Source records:
##########

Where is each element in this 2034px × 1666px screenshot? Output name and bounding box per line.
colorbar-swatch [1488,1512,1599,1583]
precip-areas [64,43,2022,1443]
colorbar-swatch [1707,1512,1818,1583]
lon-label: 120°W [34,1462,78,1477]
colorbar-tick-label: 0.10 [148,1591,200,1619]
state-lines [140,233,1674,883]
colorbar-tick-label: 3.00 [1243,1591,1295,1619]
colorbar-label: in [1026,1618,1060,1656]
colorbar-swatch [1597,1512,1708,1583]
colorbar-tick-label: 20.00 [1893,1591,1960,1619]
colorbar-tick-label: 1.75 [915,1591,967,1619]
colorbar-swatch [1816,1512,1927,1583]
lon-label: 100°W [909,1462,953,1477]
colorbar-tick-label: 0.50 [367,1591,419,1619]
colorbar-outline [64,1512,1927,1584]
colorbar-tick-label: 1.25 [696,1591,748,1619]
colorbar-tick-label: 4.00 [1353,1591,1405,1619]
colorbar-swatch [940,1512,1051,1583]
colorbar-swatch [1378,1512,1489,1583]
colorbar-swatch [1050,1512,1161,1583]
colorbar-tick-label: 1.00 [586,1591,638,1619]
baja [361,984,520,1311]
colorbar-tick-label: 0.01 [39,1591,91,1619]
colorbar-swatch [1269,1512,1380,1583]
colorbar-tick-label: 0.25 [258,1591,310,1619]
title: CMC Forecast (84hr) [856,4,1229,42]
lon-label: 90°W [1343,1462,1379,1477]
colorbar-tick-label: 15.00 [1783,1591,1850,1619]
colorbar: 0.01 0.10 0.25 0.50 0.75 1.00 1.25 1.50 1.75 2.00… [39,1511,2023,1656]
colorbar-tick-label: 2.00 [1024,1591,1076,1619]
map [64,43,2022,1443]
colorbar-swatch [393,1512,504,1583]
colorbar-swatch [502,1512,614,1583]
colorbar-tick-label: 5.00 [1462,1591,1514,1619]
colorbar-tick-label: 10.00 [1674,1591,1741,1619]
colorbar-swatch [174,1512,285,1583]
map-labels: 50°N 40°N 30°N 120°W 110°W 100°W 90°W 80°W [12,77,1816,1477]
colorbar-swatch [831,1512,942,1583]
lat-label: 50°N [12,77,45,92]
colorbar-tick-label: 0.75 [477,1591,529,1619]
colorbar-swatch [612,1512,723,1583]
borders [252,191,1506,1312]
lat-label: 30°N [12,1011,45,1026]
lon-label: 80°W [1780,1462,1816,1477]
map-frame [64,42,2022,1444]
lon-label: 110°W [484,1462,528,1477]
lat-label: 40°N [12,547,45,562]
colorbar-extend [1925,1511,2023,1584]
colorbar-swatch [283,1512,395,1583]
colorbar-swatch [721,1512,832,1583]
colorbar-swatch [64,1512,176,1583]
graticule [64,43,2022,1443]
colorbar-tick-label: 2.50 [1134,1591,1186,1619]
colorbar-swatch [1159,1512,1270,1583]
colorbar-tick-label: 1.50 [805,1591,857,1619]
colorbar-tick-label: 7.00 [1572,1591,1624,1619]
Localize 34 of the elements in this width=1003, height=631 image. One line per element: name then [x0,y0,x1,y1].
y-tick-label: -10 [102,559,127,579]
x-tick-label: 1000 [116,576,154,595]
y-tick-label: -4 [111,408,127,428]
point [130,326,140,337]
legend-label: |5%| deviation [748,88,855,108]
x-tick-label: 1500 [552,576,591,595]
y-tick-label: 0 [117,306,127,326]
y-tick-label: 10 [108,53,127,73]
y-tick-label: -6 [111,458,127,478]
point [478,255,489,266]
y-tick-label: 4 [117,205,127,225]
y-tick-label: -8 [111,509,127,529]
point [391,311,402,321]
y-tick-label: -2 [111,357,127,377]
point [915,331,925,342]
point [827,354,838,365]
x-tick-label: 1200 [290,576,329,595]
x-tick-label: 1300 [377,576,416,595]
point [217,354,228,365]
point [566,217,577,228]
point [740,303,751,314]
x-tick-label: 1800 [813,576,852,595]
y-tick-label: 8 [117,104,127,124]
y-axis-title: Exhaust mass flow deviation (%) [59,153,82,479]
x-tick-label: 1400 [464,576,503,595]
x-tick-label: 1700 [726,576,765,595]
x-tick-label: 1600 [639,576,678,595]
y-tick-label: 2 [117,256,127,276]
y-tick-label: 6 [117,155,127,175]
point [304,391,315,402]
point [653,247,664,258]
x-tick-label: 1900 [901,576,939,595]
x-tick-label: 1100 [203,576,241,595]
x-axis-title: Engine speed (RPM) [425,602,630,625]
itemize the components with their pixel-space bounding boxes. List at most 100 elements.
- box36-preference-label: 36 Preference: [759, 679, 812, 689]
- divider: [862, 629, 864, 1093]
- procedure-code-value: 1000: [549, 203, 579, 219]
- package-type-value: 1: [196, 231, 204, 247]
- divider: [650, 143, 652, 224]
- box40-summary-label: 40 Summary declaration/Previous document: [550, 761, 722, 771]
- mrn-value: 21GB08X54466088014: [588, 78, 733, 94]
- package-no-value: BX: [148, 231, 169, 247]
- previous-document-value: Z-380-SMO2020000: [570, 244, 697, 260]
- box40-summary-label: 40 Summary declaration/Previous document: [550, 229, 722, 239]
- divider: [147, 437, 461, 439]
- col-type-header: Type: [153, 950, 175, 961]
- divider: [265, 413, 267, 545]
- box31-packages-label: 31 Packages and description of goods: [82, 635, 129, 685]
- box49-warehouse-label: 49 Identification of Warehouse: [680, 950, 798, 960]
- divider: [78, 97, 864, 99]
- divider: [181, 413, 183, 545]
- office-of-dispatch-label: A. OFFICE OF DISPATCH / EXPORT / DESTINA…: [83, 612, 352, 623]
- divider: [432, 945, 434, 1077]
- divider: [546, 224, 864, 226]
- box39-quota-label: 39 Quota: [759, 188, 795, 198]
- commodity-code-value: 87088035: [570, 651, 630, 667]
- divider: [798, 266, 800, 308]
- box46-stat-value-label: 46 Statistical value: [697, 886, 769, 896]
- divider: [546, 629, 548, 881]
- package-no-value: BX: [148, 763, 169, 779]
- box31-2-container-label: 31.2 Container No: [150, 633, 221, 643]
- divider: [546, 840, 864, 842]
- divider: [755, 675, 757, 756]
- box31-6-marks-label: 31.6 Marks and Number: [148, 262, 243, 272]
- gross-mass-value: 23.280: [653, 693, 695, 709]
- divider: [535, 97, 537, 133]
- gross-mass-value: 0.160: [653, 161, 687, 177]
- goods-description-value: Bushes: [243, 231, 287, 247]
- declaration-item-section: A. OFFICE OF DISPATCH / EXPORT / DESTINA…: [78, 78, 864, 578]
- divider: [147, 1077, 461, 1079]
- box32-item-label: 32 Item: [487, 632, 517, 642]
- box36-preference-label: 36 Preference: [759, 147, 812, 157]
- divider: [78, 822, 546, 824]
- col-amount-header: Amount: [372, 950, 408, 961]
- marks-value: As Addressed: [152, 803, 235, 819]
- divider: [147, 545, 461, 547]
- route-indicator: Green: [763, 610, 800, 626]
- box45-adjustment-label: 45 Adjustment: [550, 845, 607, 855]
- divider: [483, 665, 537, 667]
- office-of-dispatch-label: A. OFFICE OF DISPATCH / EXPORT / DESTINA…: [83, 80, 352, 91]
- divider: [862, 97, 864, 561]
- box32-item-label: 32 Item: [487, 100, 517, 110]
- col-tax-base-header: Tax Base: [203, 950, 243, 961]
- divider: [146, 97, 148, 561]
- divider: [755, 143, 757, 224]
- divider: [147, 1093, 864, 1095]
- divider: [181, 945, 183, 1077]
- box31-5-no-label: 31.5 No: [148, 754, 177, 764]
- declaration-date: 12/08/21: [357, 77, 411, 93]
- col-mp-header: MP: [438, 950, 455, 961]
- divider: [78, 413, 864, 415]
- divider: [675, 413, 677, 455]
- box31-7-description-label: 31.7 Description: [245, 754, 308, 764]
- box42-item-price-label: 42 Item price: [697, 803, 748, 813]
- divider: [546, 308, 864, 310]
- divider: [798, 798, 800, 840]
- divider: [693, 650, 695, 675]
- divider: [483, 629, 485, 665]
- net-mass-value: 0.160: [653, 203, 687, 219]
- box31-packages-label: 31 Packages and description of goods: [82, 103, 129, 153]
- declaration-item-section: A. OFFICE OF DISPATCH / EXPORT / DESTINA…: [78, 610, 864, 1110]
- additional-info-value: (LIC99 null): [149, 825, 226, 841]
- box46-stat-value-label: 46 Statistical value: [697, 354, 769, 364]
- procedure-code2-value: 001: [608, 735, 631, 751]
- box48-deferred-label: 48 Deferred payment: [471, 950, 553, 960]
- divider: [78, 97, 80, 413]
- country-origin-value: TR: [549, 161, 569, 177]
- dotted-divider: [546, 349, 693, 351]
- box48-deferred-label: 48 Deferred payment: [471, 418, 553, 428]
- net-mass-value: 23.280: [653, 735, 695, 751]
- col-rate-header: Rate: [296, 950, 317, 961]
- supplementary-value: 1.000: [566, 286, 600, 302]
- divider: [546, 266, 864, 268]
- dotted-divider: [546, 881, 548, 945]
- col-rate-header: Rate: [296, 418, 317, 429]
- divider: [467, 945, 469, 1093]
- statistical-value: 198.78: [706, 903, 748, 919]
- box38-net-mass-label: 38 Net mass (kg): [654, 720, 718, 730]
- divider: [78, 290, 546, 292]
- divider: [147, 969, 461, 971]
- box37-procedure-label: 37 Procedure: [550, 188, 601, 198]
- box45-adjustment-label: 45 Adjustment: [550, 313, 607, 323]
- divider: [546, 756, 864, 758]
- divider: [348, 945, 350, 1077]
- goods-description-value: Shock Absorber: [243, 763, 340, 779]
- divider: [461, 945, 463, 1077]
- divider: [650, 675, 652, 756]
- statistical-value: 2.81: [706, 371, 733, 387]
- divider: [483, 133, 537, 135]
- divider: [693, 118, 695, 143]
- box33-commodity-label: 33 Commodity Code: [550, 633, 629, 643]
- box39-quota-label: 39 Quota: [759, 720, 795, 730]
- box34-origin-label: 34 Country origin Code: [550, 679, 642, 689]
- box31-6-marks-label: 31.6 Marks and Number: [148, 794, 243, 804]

##########

Requirements:
Quote the listing word for word from its first line through the line that contains "colorbar-tick-label: 1.00 [586,1591,638,1619]", including both of those lines.

Right answer:
Where is each element in this 2034px × 1666px screenshot? Output name and bounding box per line.
colorbar-swatch [1488,1512,1599,1583]
precip-areas [64,43,2022,1443]
colorbar-swatch [1707,1512,1818,1583]
lon-label: 120°W [34,1462,78,1477]
colorbar-tick-label: 0.10 [148,1591,200,1619]
state-lines [140,233,1674,883]
colorbar-tick-label: 3.00 [1243,1591,1295,1619]
colorbar-label: in [1026,1618,1060,1656]
colorbar-swatch [1597,1512,1708,1583]
colorbar-tick-label: 20.00 [1893,1591,1960,1619]
colorbar-tick-label: 1.75 [915,1591,967,1619]
colorbar-swatch [1816,1512,1927,1583]
lon-label: 100°W [909,1462,953,1477]
colorbar-tick-label: 0.50 [367,1591,419,1619]
colorbar-outline [64,1512,1927,1584]
colorbar-tick-label: 1.25 [696,1591,748,1619]
colorbar-tick-label: 4.00 [1353,1591,1405,1619]
colorbar-swatch [940,1512,1051,1583]
colorbar-swatch [1378,1512,1489,1583]
colorbar-swatch [1050,1512,1161,1583]
colorbar-tick-label: 1.00 [586,1591,638,1619]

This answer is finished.